— START OF RECORDS SUPPLIED —

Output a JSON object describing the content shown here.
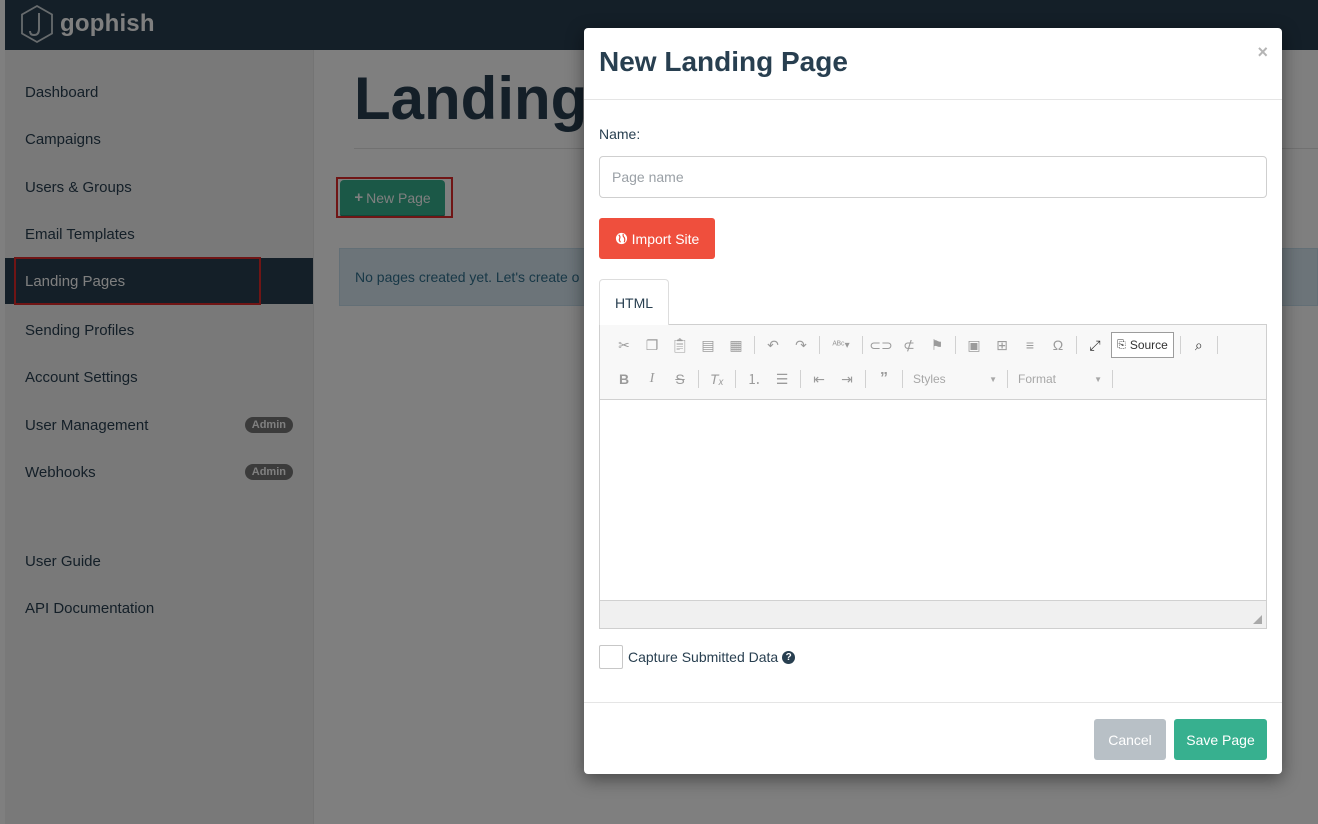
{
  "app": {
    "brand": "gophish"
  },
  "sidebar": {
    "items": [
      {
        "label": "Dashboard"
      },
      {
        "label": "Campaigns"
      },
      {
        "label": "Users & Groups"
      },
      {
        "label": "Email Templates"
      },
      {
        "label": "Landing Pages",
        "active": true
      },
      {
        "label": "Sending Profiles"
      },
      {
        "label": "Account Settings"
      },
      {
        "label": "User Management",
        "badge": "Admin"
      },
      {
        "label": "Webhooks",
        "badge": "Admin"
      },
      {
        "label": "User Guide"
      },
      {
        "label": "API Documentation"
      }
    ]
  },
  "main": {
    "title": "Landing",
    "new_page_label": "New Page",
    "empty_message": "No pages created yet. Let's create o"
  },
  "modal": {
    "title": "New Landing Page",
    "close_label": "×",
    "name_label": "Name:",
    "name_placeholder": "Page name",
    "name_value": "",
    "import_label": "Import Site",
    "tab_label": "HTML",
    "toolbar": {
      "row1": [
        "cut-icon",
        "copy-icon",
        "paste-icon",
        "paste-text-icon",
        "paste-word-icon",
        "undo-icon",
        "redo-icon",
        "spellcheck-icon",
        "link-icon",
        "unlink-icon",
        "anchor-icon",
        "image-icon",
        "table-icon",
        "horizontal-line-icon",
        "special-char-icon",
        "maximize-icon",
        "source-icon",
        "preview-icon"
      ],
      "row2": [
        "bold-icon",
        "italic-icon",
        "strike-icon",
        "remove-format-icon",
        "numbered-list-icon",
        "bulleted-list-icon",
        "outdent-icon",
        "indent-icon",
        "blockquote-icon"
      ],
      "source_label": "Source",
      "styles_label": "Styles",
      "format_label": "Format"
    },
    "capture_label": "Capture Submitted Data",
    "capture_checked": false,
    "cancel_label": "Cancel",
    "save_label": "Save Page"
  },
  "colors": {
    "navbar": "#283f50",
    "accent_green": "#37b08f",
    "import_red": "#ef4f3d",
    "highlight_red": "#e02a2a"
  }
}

— END OF RECORDS SUPPLIED —
— START OF RECORDS SUPPLIED —

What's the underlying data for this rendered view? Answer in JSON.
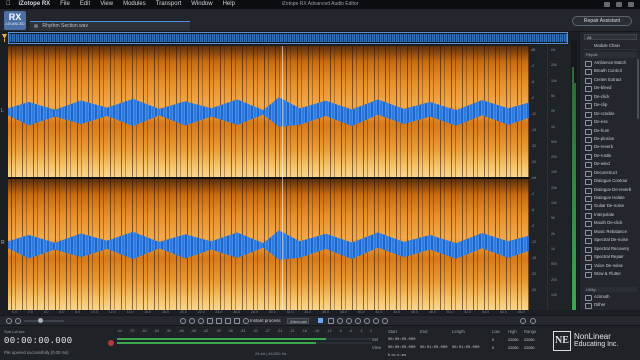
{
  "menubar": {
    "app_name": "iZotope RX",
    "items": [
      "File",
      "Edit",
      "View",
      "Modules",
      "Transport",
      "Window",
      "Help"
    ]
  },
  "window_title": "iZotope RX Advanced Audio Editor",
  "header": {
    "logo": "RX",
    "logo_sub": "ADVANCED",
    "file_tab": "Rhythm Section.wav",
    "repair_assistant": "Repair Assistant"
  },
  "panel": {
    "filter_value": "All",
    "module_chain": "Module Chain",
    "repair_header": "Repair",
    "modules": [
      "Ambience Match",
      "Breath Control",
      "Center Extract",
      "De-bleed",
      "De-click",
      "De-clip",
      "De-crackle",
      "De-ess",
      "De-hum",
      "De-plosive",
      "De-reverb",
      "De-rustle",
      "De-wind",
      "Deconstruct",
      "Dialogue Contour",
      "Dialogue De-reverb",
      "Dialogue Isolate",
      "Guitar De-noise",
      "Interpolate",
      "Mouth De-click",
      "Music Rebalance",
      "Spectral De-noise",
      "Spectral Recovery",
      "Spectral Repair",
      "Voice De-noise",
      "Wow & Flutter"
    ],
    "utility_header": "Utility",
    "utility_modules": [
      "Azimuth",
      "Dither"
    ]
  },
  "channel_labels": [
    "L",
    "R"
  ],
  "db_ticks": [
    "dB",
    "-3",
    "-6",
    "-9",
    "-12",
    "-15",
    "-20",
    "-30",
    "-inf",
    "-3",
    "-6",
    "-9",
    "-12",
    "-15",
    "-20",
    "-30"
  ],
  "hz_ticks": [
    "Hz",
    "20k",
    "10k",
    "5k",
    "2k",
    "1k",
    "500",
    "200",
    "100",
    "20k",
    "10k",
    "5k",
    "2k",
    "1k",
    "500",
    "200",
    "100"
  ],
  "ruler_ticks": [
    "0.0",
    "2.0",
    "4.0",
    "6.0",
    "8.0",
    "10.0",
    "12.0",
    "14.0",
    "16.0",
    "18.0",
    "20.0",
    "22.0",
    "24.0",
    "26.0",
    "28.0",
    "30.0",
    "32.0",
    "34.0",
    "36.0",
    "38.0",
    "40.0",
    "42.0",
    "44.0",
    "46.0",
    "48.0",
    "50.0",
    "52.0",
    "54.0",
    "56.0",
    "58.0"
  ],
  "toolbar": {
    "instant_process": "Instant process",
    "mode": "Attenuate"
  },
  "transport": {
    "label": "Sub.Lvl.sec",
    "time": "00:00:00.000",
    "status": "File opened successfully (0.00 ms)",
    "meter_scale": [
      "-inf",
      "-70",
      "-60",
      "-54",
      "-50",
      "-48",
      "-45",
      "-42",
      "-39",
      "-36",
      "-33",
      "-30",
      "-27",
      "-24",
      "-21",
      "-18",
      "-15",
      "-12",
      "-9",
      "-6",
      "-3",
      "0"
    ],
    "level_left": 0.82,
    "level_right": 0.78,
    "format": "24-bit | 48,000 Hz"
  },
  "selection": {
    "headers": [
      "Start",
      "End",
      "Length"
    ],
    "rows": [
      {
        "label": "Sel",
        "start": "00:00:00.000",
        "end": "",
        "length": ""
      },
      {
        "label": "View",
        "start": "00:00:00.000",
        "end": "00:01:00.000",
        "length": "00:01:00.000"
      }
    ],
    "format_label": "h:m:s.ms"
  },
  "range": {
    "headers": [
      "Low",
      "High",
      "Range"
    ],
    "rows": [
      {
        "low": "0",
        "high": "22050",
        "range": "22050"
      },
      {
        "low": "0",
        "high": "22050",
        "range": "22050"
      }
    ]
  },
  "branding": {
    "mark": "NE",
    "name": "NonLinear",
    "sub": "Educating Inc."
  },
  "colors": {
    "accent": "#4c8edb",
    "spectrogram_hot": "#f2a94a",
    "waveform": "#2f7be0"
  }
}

— END OF RECORDS SUPPLIED —

* AIM OF THE EXERCISE *
Set out every line from the material that contains the string "Spectral".

* FINAL ANSWER *
      "Spectral De-noise",
      "Spectral Recovery",
      "Spectral Repair",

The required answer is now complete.